[Requirement] Please write the listing below out again exactly, leaving every picture behind.

## begin

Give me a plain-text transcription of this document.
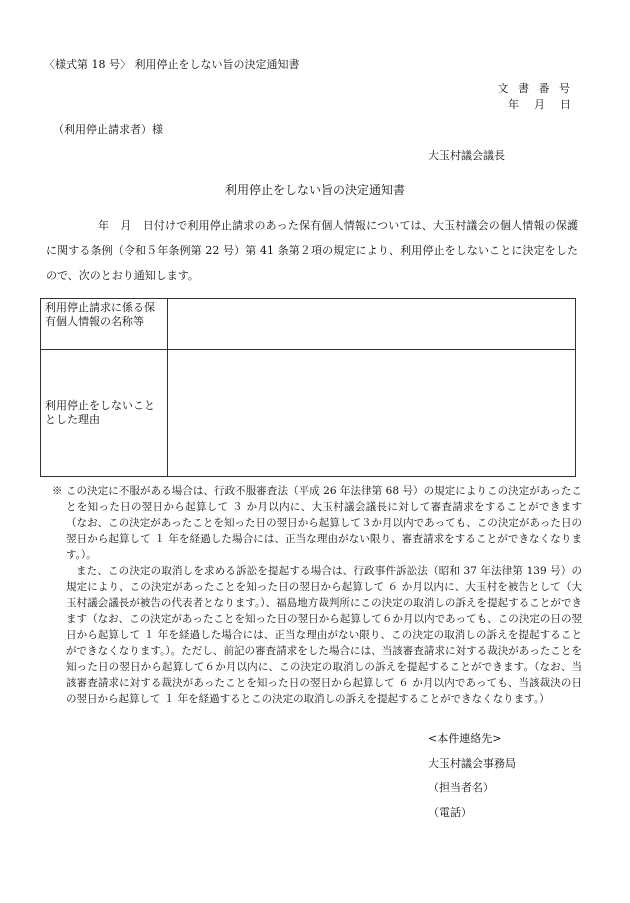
〈様式第 18 号〉 利用停止をしない旨の決定通知書
文 書 番 号
年　月　日
（利用停止請求者）様
大玉村議会議長
利用停止をしない旨の決定通知書
年　月　日付けで利用停止請求のあった保有個人情報については、大玉村議会の個人情報の保護に関する条例（令和５年条例第 22 号）第 41 条第２項の規定により、利用停止をしないことに決定をしたので、次のとおり通知します。
利用停止請求に係る保有個人情報の名称等	
利用停止をしないこととした理由	

※ この決定に不服がある場合は、行政不服審査法（平成 26 年法律第 68 号）の規定によりこの決定があったことを知った日の翌日から起算して ３ か月以内に、大玉村議会議長に対して審査請求をすることができます（なお、この決定があったことを知った日の翌日から起算して３か月以内であっても、この決定があった日の翌日から起算して １ 年を経過した場合には、正当な理由がない限り、審査請求をすることができなくなります。）。

また、この決定の取消しを求める訴訟を提起する場合は、行政事件訴訟法（昭和 37 年法律第 139 号）の規定により、この決定があったことを知った日の翌日から起算して ６ か月以内に、大玉村を被告として（大玉村議会議長が被告の代表者となります。）、福島地方裁判所にこの決定の取消しの訴えを提起することができます（なお、この決定があったことを知った日の翌日から起算して６か月以内であっても、この決定の日の翌日から起算して １ 年を経過した場合には、正当な理由がない限り、この決定の取消しの訴えを提起することができなくなります。）。ただし、前記の審査請求をした場合には、当該審査請求に対する裁決があったことを知った日の翌日から起算して６か月以内に、この決定の取消しの訴えを提起することができます。（なお、当該審査請求に対する裁決があったことを知った日の翌日から起算して ６ か月以内であっても、当該裁決の日の翌日から起算して １ 年を経過するとこの決定の取消しの訴えを提起することができなくなります。）

<本件連絡先>
大玉村議会事務局
（担当者名）
（電話）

## end

[Solved exercise]
Give me a plain-text transcription of this document.
〈様式第 18 号〉 利用停止をしない旨の決定通知書
文 書 番 号
年　月　日
（利用停止請求者）様
大玉村議会議長
利用停止をしない旨の決定通知書
年　月　日付けで利用停止請求のあった保有個人情報については、大玉村議会の個人情報の保護に関する条例（令和５年条例第 22 号）第 41 条第２項の規定により、利用停止をしないことに決定をしたので、次のとおり通知します。
利用停止請求に係る保有個人情報の名称等	
利用停止をしないこととした理由	

※ この決定に不服がある場合は、行政不服審査法（平成 26 年法律第 68 号）の規定によりこの決定があったことを知った日の翌日から起算して ３ か月以内に、大玉村議会議長に対して審査請求をすることができます（なお、この決定があったことを知った日の翌日から起算して３か月以内であっても、この決定があった日の翌日から起算して １ 年を経過した場合には、正当な理由がない限り、審査請求をすることができなくなります。）。

また、この決定の取消しを求める訴訟を提起する場合は、行政事件訴訟法（昭和 37 年法律第 139 号）の規定により、この決定があったことを知った日の翌日から起算して ６ か月以内に、大玉村を被告として（大玉村議会議長が被告の代表者となります。）、福島地方裁判所にこの決定の取消しの訴えを提起することができます（なお、この決定があったことを知った日の翌日から起算して６か月以内であっても、この決定の日の翌日から起算して １ 年を経過した場合には、正当な理由がない限り、この決定の取消しの訴えを提起することができなくなります。）。ただし、前記の審査請求をした場合には、当該審査請求に対する裁決があったことを知った日の翌日から起算して６か月以内に、この決定の取消しの訴えを提起することができます。（なお、当該審査請求に対する裁決があったことを知った日の翌日から起算して ６ か月以内であっても、当該裁決の日の翌日から起算して １ 年を経過するとこの決定の取消しの訴えを提起することができなくなります。）

<本件連絡先>
大玉村議会事務局
（担当者名）
（電話）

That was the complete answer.